Aufgabe 1
Schreiben Sie einen Abschnitt aus dem Text über alte Holzschwellen wortgetreu ab. Beginnen Sie bei den Worten „Aus aktuellem Anlass“ und hören Sie nach „zum Beispiel Benzo(a)pyren.“ auf.
Aufgabe 2
Nennen Sie alle Handlungen, die der Text über alte Holzschwellen beim Umgang mit diesen Schwellen ausdrücklich untersagt.

Dokumenttext
━━━━━━━━━━━━━━━━
Alte Holzschwellen: nicht unterschätzen.

Aus aktuellem Anlass in unseren Projekten und mit Blick auf die sommerlichen Temperaturen möchten wir auf ein Thema aufmerksam machen, das im Bahnbau immer wieder relevant wird: der sichere Umgang mit alten Holzschwellen.

Viele dieser Schwellen wurden früher mit teerölhaltigen Holzschutzmitteln wie Carbolineum oder Kreosot imprägniert. Diese Stoffe machten das Holz besonders langlebig, bringen aber auch gesundheitliche Risiken mit sich.
Problematisch sind vor allem enthaltene Schadstoffe wie Phenole, Kresole und krebserzeugende polyzyklische aromatische Kohlenwasserstoffe, zum Beispiel Benzo(a)pyren.

Gerade im Sommer ist besondere Vorsicht geboten: Durch Hitze und direkte Sonneneinstrahlung können Teeröle aus dem Holz austreten. Die Rückstände sind oft klebrig, riechen stark nach Teer und können über Hautkontakt aufgenommen werden.

Deshalb gilt: Alte Holzschwellen nicht ungeschützt anfassen, nicht zersägen, nicht lagern und nicht weiterverwenden. Rückbau und Entsorgung gehören in fachkundige Hände.

Sicherheit beginnt nicht erst auf dem Gleis, sondern auch beim richtigen Umgang mit Altmaterialien.
━━━━━━━━━━━━━━━━
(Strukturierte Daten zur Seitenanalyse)
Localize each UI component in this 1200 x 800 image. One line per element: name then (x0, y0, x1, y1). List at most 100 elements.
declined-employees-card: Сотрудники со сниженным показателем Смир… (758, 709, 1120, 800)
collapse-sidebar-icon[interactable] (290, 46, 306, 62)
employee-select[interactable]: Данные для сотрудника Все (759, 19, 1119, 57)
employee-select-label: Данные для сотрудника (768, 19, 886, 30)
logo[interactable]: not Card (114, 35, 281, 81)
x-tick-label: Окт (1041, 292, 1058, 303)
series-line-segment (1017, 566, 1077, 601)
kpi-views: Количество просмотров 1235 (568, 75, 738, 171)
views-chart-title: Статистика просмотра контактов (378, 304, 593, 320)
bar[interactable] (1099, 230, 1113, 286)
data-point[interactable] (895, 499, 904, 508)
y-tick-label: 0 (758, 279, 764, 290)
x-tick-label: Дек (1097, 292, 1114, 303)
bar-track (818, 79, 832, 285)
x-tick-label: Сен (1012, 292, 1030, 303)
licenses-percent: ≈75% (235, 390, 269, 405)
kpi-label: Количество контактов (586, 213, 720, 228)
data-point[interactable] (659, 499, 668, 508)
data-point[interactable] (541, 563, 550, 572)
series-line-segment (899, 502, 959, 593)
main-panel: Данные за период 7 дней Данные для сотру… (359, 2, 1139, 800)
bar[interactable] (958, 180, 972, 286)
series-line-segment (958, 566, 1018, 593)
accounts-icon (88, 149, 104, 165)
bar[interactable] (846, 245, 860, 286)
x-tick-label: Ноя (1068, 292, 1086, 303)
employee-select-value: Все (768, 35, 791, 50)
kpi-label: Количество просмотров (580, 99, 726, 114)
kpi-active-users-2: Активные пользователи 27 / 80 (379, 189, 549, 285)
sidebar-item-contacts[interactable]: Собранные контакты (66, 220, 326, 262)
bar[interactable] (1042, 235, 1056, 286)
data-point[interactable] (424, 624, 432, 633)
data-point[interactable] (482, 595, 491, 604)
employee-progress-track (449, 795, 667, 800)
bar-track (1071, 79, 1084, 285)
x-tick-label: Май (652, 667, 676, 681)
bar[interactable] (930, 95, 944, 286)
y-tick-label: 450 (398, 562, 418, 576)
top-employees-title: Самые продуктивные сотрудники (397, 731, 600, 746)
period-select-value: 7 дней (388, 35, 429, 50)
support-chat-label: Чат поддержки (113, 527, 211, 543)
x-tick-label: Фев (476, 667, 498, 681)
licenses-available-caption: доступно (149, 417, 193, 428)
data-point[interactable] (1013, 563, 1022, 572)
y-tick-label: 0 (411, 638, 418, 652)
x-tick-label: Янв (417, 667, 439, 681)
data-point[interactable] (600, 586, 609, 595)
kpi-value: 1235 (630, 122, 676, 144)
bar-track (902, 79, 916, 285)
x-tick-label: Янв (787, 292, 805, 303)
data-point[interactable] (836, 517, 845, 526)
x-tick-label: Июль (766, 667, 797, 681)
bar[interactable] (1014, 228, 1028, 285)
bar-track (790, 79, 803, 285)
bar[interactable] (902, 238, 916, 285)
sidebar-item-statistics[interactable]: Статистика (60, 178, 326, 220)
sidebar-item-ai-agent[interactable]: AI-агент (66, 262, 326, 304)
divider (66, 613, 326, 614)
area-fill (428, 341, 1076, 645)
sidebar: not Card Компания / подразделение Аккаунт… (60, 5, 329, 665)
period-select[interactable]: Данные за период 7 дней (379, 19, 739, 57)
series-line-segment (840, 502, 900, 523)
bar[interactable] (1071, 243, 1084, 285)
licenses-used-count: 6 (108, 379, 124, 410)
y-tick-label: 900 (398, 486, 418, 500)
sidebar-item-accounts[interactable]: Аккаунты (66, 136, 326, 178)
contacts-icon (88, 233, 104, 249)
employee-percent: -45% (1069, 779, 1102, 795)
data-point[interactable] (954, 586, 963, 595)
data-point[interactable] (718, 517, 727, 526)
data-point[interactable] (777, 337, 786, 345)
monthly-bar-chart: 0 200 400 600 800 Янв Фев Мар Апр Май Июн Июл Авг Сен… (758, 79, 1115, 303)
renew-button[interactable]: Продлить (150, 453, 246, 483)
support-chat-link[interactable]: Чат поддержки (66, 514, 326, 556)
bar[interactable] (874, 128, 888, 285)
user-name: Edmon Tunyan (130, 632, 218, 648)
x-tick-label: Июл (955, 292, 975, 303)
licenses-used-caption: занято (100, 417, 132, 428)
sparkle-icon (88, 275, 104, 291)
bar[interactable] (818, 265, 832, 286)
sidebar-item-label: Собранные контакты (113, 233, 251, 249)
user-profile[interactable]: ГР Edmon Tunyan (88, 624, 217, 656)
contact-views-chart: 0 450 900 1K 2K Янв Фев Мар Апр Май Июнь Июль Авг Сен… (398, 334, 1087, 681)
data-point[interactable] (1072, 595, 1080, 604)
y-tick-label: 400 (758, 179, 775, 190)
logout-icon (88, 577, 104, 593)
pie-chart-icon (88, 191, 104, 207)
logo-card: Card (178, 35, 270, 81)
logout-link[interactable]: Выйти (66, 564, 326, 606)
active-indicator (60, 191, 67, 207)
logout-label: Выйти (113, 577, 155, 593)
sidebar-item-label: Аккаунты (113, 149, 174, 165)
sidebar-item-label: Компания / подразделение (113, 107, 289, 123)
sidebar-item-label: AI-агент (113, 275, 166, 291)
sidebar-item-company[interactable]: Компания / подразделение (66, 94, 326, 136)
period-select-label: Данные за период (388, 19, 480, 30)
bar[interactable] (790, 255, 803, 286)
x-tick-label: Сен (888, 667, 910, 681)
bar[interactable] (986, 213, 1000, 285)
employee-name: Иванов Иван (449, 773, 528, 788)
━━━━━━━━━━━━━━━━
Lösung 1
Aus aktuellem Anlass in unseren Projekten und mit Blick auf die sommerlichen Temperaturen möchten wir auf ein Thema aufmerksam machen, das im Bahnbau immer wieder relevant wird: der sichere Umgang mit alten Holzschwellen.

Viele dieser Schwellen wurden früher mit teerölhaltigen Holzschutzmitteln wie Carbolineum oder Kreosot imprägniert. Diese Stoffe machten das Holz besonders langlebig, bringen aber auch gesundheitliche Risiken mit sich.
Problematisch sind vor allem enthaltene Schadstoffe wie Phenole, Kresole und krebserzeugende polyzyklische aromatische Kohlenwasserstoffe, zum Beispiel Benzo(a)pyren.

Lösung 2
- ungeschützt anfassen
- zersägen
- lagern
- weiterverwenden